What to work on - All entries must be extracted exactly, with nothing added or dropped.

Entries taken from a collection:
○ ○ ○ ○ ○ ○ ○

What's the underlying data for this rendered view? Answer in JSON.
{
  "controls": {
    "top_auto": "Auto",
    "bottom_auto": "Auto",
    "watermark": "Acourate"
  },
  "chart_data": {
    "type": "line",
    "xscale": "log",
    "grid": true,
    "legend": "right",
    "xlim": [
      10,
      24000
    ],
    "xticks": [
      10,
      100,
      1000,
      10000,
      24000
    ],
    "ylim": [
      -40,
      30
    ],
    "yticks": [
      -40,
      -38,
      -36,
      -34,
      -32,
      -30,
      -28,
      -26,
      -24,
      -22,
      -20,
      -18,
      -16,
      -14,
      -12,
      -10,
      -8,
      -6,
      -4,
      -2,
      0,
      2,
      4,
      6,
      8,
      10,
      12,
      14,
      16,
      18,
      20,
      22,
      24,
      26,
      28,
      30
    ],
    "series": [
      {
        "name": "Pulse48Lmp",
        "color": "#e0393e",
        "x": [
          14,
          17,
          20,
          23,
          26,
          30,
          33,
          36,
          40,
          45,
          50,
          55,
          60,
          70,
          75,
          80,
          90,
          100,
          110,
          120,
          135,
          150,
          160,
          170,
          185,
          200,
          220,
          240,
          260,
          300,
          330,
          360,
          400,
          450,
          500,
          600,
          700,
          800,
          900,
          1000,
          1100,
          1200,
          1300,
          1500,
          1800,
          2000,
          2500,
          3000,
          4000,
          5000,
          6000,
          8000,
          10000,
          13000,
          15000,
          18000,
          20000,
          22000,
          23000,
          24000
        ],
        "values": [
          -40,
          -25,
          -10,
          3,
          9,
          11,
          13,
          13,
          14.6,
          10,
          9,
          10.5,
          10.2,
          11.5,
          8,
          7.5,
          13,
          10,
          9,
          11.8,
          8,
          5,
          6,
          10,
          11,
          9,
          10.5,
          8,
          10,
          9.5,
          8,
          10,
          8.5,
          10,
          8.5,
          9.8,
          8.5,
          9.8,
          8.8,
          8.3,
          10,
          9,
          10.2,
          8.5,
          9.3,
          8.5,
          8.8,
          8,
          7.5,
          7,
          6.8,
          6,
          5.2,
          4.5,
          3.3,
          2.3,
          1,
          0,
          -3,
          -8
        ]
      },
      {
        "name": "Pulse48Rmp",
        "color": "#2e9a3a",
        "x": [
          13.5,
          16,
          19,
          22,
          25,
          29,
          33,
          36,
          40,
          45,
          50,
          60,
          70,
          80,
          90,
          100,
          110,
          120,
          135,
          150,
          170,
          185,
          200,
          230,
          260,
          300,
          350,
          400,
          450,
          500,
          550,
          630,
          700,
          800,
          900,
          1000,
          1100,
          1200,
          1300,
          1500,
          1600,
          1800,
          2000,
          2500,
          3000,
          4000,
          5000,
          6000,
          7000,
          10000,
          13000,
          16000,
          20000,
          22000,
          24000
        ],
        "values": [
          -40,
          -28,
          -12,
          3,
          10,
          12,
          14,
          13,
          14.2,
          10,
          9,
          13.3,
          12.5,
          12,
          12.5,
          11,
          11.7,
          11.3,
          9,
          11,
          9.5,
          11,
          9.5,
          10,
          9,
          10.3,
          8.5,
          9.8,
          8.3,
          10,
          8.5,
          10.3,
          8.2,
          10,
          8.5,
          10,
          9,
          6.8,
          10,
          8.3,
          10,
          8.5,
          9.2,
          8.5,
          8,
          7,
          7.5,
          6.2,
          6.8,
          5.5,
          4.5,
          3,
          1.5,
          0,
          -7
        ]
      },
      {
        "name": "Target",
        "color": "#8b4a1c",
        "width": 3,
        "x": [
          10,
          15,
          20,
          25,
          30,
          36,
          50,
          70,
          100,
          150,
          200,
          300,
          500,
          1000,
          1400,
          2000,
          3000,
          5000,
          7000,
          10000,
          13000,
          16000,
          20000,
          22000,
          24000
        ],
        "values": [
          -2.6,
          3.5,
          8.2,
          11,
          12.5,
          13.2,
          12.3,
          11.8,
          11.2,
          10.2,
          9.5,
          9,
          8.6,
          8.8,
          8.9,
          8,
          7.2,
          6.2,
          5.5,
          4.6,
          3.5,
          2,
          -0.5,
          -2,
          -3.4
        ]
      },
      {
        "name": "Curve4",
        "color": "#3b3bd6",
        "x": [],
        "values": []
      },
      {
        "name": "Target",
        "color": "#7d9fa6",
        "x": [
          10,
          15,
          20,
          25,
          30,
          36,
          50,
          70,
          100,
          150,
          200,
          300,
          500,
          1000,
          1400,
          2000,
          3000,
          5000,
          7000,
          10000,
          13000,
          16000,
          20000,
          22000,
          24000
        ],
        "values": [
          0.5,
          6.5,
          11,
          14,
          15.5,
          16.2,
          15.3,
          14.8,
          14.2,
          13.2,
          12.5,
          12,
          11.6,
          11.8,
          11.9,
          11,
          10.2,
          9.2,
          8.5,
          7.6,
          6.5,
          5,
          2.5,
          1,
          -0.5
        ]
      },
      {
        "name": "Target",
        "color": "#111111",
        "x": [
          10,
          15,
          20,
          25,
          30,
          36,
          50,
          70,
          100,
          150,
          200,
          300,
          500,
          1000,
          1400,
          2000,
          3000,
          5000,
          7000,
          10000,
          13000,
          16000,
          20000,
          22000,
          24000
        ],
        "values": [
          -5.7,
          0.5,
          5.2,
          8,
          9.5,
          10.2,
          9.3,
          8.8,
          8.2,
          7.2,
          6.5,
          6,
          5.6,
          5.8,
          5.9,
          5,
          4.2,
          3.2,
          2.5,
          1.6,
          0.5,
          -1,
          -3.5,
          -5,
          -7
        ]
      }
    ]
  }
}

○ ○ ○ ○ ○ ○ ○

Solution for this task -
What's the underlying data for this rendered view? Answer in JSON.
{
  "controls": {
    "top_auto": "Auto",
    "bottom_auto": "Auto",
    "watermark": "Acourate"
  },
  "chart_data": {
    "type": "line",
    "xscale": "log",
    "grid": true,
    "legend": "right",
    "xlim": [
      10,
      24000
    ],
    "xticks": [
      10,
      100,
      1000,
      10000,
      24000
    ],
    "ylim": [
      -40,
      30
    ],
    "yticks": [
      -40,
      -38,
      -36,
      -34,
      -32,
      -30,
      -28,
      -26,
      -24,
      -22,
      -20,
      -18,
      -16,
      -14,
      -12,
      -10,
      -8,
      -6,
      -4,
      -2,
      0,
      2,
      4,
      6,
      8,
      10,
      12,
      14,
      16,
      18,
      20,
      22,
      24,
      26,
      28,
      30
    ],
    "series": [
      {
        "name": "Pulse48Lmp",
        "color": "#e0393e",
        "x": [
          14,
          17,
          20,
          23,
          26,
          30,
          33,
          36,
          40,
          45,
          50,
          55,
          60,
          70,
          75,
          80,
          90,
          100,
          110,
          120,
          135,
          150,
          160,
          170,
          185,
          200,
          220,
          240,
          260,
          300,
          330,
          360,
          400,
          450,
          500,
          600,
          700,
          800,
          900,
          1000,
          1100,
          1200,
          1300,
          1500,
          1800,
          2000,
          2500,
          3000,
          4000,
          5000,
          6000,
          8000,
          10000,
          13000,
          15000,
          18000,
          20000,
          22000,
          23000,
          24000
        ],
        "values": [
          -40,
          -25,
          -10,
          3,
          9,
          11,
          13,
          13,
          14.6,
          10,
          9,
          10.5,
          10.2,
          11.5,
          8,
          7.5,
          13,
          10,
          9,
          11.8,
          8,
          5,
          6,
          10,
          11,
          9,
          10.5,
          8,
          10,
          9.5,
          8,
          10,
          8.5,
          10,
          8.5,
          9.8,
          8.5,
          9.8,
          8.8,
          8.3,
          10,
          9,
          10.2,
          8.5,
          9.3,
          8.5,
          8.8,
          8,
          7.5,
          7,
          6.8,
          6,
          5.2,
          4.5,
          3.3,
          2.3,
          1,
          0,
          -3,
          -8
        ]
      },
      {
        "name": "Pulse48Rmp",
        "color": "#2e9a3a",
        "x": [
          13.5,
          16,
          19,
          22,
          25,
          29,
          33,
          36,
          40,
          45,
          50,
          60,
          70,
          80,
          90,
          100,
          110,
          120,
          135,
          150,
          170,
          185,
          200,
          230,
          260,
          300,
          350,
          400,
          450,
          500,
          550,
          630,
          700,
          800,
          900,
          1000,
          1100,
          1200,
          1300,
          1500,
          1600,
          1800,
          2000,
          2500,
          3000,
          4000,
          5000,
          6000,
          7000,
          10000,
          13000,
          16000,
          20000,
          22000,
          24000
        ],
        "values": [
          -40,
          -28,
          -12,
          3,
          10,
          12,
          14,
          13,
          14.2,
          10,
          9,
          13.3,
          12.5,
          12,
          12.5,
          11,
          11.7,
          11.3,
          9,
          11,
          9.5,
          11,
          9.5,
          10,
          9,
          10.3,
          8.5,
          9.8,
          8.3,
          10,
          8.5,
          10.3,
          8.2,
          10,
          8.5,
          10,
          9,
          6.8,
          10,
          8.3,
          10,
          8.5,
          9.2,
          8.5,
          8,
          7,
          7.5,
          6.2,
          6.8,
          5.5,
          4.5,
          3,
          1.5,
          0,
          -7
        ]
      },
      {
        "name": "Target",
        "color": "#8b4a1c",
        "width": 3,
        "x": [
          10,
          15,
          20,
          25,
          30,
          36,
          50,
          70,
          100,
          150,
          200,
          300,
          500,
          1000,
          1400,
          2000,
          3000,
          5000,
          7000,
          10000,
          13000,
          16000,
          20000,
          22000,
          24000
        ],
        "values": [
          -2.6,
          3.5,
          8.2,
          11,
          12.5,
          13.2,
          12.3,
          11.8,
          11.2,
          10.2,
          9.5,
          9,
          8.6,
          8.8,
          8.9,
          8,
          7.2,
          6.2,
          5.5,
          4.6,
          3.5,
          2,
          -0.5,
          -2,
          -3.4
        ]
      },
      {
        "name": "Curve4",
        "color": "#3b3bd6",
        "x": [],
        "values": []
      },
      {
        "name": "Target",
        "color": "#7d9fa6",
        "x": [
          10,
          15,
          20,
          25,
          30,
          36,
          50,
          70,
          100,
          150,
          200,
          300,
          500,
          1000,
          1400,
          2000,
          3000,
          5000,
          7000,
          10000,
          13000,
          16000,
          20000,
          22000,
          24000
        ],
        "values": [
          0.5,
          6.5,
          11,
          14,
          15.5,
          16.2,
          15.3,
          14.8,
          14.2,
          13.2,
          12.5,
          12,
          11.6,
          11.8,
          11.9,
          11,
          10.2,
          9.2,
          8.5,
          7.6,
          6.5,
          5,
          2.5,
          1,
          -0.5
        ]
      },
      {
        "name": "Target",
        "color": "#111111",
        "x": [
          10,
          15,
          20,
          25,
          30,
          36,
          50,
          70,
          100,
          150,
          200,
          300,
          500,
          1000,
          1400,
          2000,
          3000,
          5000,
          7000,
          10000,
          13000,
          16000,
          20000,
          22000,
          24000
        ],
        "values": [
          -5.7,
          0.5,
          5.2,
          8,
          9.5,
          10.2,
          9.3,
          8.8,
          8.2,
          7.2,
          6.5,
          6,
          5.6,
          5.8,
          5.9,
          5,
          4.2,
          3.2,
          2.5,
          1.6,
          0.5,
          -1,
          -3.5,
          -5,
          -7
        ]
      }
    ]
  }
}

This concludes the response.